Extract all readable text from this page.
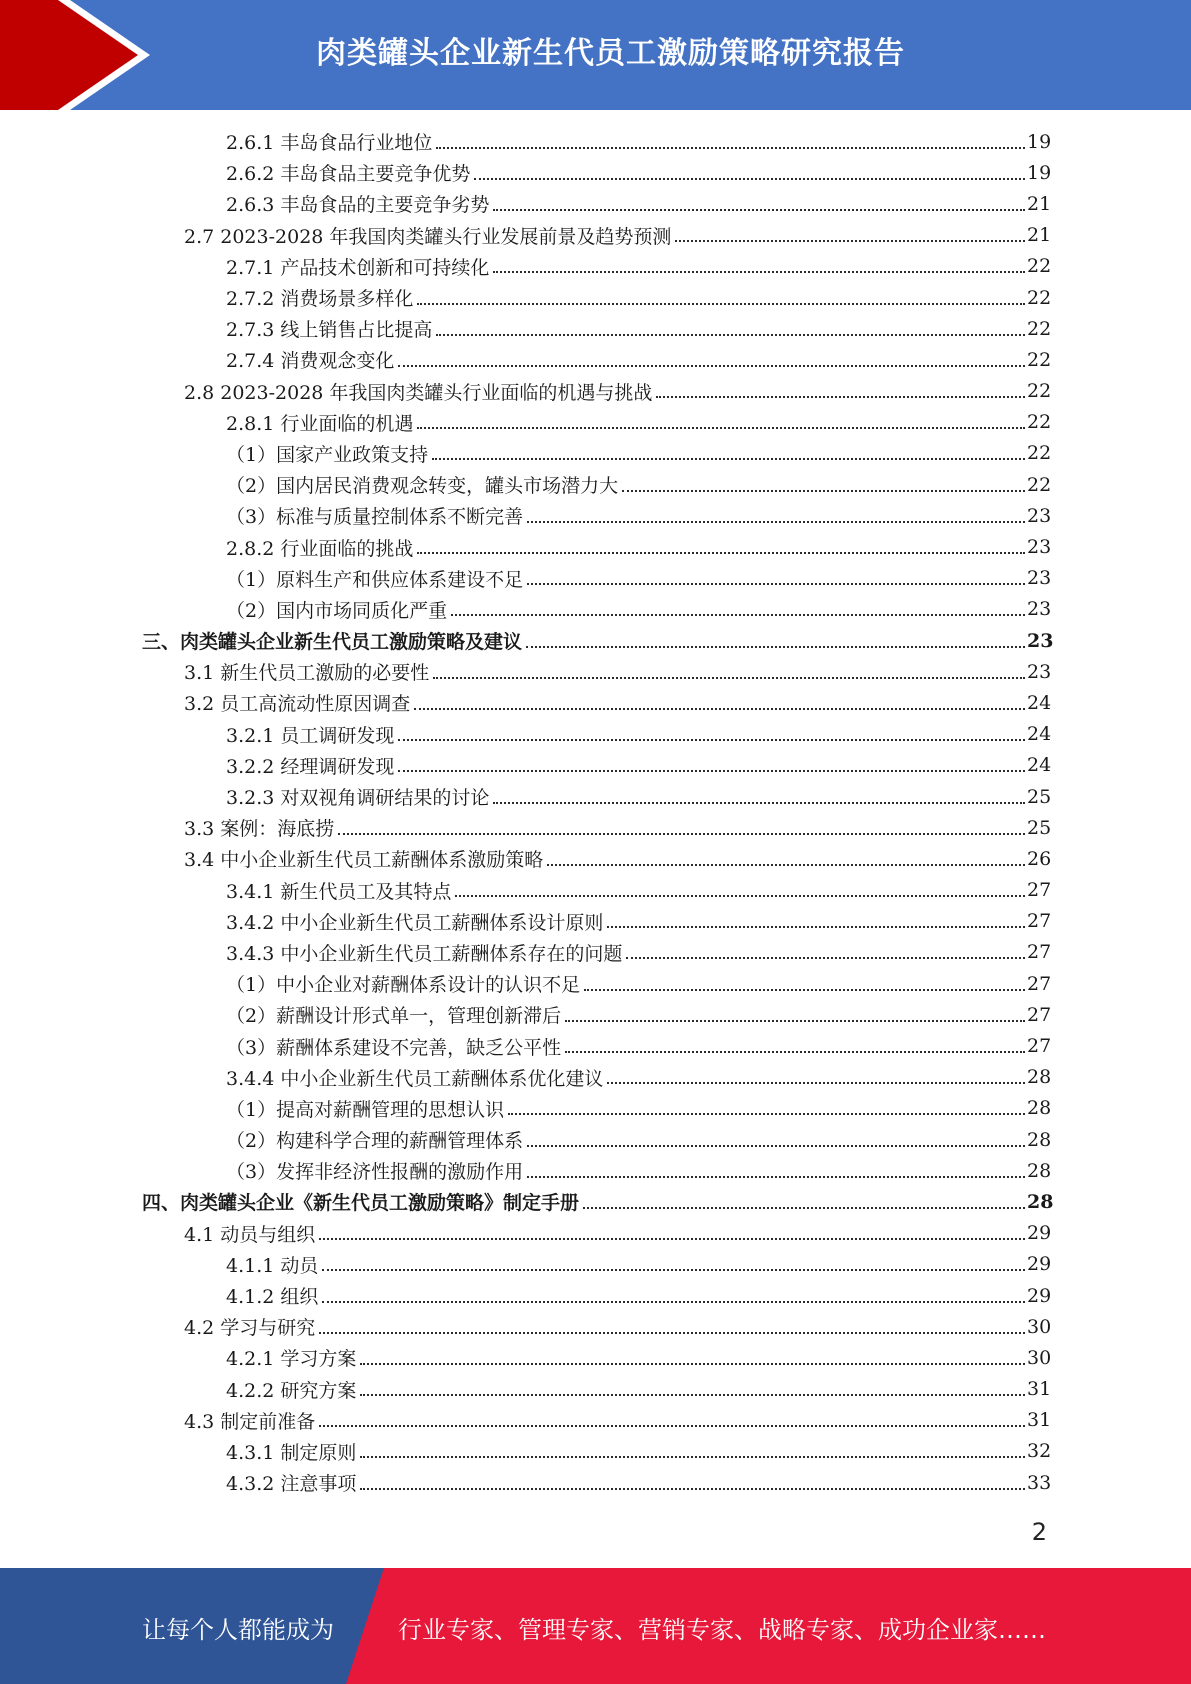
肉类罐头企业新生代员工激励策略研究报告
2.6.1 丰岛食品行业地位	19
2.6.2 丰岛食品主要竞争优势	19
2.6.3 丰岛食品的主要竞争劣势	21
2.7 2023-2028 年我国肉类罐头行业发展前景及趋势预测	21
2.7.1 产品技术创新和可持续化	22
2.7.2 消费场景多样化	22
2.7.3 线上销售占比提高	22
2.7.4 消费观念变化	22
2.8 2023-2028 年我国肉类罐头行业面临的机遇与挑战	22
2.8.1 行业面临的机遇	22
（1）国家产业政策支持	22
（2）国内居民消费观念转变，罐头市场潜力大	22
（3）标准与质量控制体系不断完善	23
2.8.2 行业面临的挑战	23
（1）原料生产和供应体系建设不足	23
（2）国内市场同质化严重	23
三、肉类罐头企业新生代员工激励策略及建议	23
3.1 新生代员工激励的必要性	23
3.2 员工高流动性原因调查	24
3.2.1 员工调研发现	24
3.2.2 经理调研发现	24
3.2.3 对双视角调研结果的讨论	25
3.3 案例：海底捞	25
3.4 中小企业新生代员工薪酬体系激励策略	26
3.4.1 新生代员工及其特点	27
3.4.2 中小企业新生代员工薪酬体系设计原则	27
3.4.3 中小企业新生代员工薪酬体系存在的问题	27
（1）中小企业对薪酬体系设计的认识不足	27
（2）薪酬设计形式单一，管理创新滞后	27
（3）薪酬体系建设不完善，缺乏公平性	27
3.4.4 中小企业新生代员工薪酬体系优化建议	28
（1）提高对薪酬管理的思想认识	28
（2）构建科学合理的薪酬管理体系	28
（3）发挥非经济性报酬的激励作用	28
四、肉类罐头企业《新生代员工激励策略》制定手册	28
4.1 动员与组织	29
4.1.1 动员	29
4.1.2 组织	29
4.2 学习与研究	30
4.2.1 学习方案	30
4.2.2 研究方案	31
4.3 制定前准备	31
4.3.1 制定原则	32
4.3.2 注意事项	33
2
让每个人都能成为	行业专家、管理专家、营销专家、战略专家、成功企业家……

* * * * * * *

TASK PROMPT —
Exact duplication of all the records is required; pictures are omitted from the copy.

WRITTEN SOLUTION —
Extract all readable text from this page.
肉类罐头企业新生代员工激励策略研究报告
2.6.1 丰岛食品行业地位	19
2.6.2 丰岛食品主要竞争优势	19
2.6.3 丰岛食品的主要竞争劣势	21
2.7 2023-2028 年我国肉类罐头行业发展前景及趋势预测	21
2.7.1 产品技术创新和可持续化	22
2.7.2 消费场景多样化	22
2.7.3 线上销售占比提高	22
2.7.4 消费观念变化	22
2.8 2023-2028 年我国肉类罐头行业面临的机遇与挑战	22
2.8.1 行业面临的机遇	22
（1）国家产业政策支持	22
（2）国内居民消费观念转变，罐头市场潜力大	22
（3）标准与质量控制体系不断完善	23
2.8.2 行业面临的挑战	23
（1）原料生产和供应体系建设不足	23
（2）国内市场同质化严重	23
三、肉类罐头企业新生代员工激励策略及建议	23
3.1 新生代员工激励的必要性	23
3.2 员工高流动性原因调查	24
3.2.1 员工调研发现	24
3.2.2 经理调研发现	24
3.2.3 对双视角调研结果的讨论	25
3.3 案例：海底捞	25
3.4 中小企业新生代员工薪酬体系激励策略	26
3.4.1 新生代员工及其特点	27
3.4.2 中小企业新生代员工薪酬体系设计原则	27
3.4.3 中小企业新生代员工薪酬体系存在的问题	27
（1）中小企业对薪酬体系设计的认识不足	27
（2）薪酬设计形式单一，管理创新滞后	27
（3）薪酬体系建设不完善，缺乏公平性	27
3.4.4 中小企业新生代员工薪酬体系优化建议	28
（1）提高对薪酬管理的思想认识	28
（2）构建科学合理的薪酬管理体系	28
（3）发挥非经济性报酬的激励作用	28
四、肉类罐头企业《新生代员工激励策略》制定手册	28
4.1 动员与组织	29
4.1.1 动员	29
4.1.2 组织	29
4.2 学习与研究	30
4.2.1 学习方案	30
4.2.2 研究方案	31
4.3 制定前准备	31
4.3.1 制定原则	32
4.3.2 注意事项	33
2
让每个人都能成为	行业专家、管理专家、营销专家、战略专家、成功企业家……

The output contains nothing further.